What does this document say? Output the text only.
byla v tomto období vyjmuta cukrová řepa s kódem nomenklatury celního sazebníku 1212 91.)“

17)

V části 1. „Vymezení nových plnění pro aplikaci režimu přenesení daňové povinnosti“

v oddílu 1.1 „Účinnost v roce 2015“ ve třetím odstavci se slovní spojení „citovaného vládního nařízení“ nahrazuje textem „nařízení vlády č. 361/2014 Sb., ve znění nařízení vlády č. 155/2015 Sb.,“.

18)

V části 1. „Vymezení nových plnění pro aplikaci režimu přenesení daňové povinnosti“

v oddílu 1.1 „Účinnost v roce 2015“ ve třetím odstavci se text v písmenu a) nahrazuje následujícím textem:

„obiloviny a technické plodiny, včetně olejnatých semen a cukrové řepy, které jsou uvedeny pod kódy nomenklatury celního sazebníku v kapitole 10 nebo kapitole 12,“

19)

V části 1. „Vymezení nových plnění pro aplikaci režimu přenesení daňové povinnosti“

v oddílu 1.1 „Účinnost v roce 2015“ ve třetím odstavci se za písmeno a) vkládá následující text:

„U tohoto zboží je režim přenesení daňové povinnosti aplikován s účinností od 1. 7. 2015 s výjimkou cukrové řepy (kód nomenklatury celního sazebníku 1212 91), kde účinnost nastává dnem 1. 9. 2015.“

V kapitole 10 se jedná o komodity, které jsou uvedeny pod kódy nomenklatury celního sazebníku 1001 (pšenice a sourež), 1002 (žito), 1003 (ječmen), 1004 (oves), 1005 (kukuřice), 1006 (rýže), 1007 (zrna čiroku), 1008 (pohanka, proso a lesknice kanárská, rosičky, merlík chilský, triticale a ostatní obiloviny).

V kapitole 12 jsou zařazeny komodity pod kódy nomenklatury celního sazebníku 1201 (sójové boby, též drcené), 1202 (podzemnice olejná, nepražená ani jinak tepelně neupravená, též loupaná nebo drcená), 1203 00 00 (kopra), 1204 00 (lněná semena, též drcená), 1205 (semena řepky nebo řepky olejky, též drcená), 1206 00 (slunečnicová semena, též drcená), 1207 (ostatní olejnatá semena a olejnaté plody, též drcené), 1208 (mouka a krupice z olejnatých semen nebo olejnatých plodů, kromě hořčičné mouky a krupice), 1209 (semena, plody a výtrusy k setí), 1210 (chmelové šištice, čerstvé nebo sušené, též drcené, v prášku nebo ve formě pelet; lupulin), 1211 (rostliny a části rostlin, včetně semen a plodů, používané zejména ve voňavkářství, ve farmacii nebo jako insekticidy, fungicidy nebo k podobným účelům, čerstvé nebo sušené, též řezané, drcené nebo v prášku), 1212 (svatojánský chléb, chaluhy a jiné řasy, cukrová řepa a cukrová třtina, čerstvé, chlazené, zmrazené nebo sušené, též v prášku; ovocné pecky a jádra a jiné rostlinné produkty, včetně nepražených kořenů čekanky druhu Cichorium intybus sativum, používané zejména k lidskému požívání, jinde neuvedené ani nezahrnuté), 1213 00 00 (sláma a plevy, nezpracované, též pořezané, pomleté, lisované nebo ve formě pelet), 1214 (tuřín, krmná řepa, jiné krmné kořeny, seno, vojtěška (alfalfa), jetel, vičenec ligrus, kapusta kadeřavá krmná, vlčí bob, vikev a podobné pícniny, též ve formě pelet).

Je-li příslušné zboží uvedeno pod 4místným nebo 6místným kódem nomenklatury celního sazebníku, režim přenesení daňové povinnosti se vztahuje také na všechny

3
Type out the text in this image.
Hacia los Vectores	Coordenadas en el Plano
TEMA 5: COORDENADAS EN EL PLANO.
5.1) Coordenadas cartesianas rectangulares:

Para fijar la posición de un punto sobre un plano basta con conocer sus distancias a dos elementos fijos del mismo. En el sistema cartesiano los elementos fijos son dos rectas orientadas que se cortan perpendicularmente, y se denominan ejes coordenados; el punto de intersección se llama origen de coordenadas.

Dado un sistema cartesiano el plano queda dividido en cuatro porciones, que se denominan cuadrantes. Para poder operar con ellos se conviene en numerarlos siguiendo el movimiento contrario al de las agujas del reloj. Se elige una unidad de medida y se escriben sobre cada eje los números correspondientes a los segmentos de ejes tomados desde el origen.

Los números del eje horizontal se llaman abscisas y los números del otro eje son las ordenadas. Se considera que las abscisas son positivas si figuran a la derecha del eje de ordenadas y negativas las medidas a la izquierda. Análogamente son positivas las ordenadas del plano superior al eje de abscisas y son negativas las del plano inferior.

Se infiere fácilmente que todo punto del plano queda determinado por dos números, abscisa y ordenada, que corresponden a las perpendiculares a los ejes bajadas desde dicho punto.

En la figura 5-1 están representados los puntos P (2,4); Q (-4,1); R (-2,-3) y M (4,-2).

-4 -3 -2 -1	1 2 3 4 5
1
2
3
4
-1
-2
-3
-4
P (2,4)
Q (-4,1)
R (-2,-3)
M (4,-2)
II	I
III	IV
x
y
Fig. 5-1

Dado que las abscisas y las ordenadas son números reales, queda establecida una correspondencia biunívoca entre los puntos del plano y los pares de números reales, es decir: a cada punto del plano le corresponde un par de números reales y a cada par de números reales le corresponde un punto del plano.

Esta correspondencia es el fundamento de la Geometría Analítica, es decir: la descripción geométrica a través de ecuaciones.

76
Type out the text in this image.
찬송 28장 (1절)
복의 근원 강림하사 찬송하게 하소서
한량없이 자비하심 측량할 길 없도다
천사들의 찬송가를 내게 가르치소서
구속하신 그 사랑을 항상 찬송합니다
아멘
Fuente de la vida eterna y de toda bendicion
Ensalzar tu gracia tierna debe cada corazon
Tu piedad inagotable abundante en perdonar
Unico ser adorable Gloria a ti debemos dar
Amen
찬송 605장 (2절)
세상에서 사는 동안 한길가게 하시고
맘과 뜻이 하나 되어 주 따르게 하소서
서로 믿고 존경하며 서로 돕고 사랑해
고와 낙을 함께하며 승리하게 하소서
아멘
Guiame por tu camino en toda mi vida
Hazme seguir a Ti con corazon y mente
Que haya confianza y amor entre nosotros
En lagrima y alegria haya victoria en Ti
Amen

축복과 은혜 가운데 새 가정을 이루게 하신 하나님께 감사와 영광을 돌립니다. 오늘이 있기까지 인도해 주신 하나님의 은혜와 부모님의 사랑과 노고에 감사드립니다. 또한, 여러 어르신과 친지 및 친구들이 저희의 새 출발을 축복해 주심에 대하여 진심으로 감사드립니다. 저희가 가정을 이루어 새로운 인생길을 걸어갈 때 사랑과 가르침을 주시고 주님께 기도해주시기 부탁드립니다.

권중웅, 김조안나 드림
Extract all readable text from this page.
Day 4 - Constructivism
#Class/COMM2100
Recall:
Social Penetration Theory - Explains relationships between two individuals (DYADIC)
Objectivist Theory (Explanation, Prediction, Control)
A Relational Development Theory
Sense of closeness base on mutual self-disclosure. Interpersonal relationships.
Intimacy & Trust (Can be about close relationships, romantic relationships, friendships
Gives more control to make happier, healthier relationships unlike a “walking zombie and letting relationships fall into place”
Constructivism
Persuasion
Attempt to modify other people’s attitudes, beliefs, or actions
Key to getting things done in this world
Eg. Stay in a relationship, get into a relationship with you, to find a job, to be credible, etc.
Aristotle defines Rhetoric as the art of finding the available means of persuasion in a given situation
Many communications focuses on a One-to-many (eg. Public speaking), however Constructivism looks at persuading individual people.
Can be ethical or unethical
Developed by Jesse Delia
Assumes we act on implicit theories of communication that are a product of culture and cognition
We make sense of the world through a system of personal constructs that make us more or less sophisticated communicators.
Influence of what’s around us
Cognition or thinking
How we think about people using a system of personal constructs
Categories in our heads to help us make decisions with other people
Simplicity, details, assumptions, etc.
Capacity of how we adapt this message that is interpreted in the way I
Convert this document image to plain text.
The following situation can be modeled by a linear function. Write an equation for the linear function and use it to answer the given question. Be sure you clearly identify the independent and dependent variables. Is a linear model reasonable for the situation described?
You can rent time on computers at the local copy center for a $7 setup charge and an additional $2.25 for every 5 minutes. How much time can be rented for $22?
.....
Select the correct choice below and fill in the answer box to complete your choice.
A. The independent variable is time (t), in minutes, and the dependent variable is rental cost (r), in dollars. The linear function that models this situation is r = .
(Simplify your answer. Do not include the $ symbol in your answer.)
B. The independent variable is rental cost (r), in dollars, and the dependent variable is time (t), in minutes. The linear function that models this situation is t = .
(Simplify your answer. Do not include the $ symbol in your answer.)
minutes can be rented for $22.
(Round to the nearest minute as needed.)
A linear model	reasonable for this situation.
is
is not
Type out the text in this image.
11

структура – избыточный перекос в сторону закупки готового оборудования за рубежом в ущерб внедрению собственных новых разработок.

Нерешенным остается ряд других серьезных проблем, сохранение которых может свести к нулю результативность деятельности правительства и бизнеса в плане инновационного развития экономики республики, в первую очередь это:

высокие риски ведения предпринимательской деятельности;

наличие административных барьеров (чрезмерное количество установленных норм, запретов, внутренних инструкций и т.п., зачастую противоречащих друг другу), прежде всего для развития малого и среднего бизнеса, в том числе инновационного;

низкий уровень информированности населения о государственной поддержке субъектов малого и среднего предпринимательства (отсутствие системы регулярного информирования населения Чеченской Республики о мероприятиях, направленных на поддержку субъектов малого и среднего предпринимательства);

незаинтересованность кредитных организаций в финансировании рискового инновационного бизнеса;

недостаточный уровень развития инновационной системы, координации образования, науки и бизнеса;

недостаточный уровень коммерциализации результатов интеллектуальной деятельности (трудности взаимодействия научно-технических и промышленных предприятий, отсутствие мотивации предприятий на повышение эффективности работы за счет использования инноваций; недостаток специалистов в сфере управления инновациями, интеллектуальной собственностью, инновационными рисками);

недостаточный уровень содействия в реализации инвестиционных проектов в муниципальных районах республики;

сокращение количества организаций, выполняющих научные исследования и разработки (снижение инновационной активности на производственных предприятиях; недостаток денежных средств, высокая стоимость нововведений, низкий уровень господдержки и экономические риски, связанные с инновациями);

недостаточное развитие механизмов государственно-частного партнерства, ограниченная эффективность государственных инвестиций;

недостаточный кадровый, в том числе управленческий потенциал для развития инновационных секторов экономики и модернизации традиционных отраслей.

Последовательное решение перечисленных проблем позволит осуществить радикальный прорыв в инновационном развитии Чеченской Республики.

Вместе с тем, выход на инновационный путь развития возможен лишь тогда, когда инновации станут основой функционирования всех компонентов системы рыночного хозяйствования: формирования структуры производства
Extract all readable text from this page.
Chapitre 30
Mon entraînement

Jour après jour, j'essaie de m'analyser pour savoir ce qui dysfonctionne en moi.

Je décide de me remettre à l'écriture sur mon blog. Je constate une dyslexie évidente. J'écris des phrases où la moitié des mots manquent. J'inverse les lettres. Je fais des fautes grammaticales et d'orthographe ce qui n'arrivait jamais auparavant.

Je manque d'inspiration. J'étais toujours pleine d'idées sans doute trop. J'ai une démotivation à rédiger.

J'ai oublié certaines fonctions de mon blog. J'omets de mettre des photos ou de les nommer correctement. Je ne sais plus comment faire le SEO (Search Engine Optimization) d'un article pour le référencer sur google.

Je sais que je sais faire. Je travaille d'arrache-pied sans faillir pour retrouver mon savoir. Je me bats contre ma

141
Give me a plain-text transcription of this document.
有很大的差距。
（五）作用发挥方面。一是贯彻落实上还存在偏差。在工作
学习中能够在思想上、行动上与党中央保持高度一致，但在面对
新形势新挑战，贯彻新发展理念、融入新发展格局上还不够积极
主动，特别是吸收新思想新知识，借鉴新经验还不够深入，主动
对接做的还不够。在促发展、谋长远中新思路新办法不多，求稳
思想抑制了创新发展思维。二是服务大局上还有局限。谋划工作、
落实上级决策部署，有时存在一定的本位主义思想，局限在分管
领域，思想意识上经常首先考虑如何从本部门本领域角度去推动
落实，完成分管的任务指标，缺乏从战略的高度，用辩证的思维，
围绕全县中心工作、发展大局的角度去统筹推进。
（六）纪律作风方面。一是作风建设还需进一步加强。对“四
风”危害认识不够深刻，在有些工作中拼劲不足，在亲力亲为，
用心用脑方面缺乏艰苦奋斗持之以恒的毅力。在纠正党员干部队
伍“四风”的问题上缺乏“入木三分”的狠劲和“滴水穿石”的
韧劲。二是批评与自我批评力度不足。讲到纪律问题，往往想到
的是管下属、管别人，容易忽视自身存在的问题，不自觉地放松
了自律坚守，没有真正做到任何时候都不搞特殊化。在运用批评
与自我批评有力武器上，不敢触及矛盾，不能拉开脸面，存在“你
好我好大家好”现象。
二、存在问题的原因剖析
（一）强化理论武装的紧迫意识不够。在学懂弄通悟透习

**REQUIREMENTS**
Report the count of lines in the entries that contain the string "haya", and nothing besides it.

**COMPLETED TASK**
2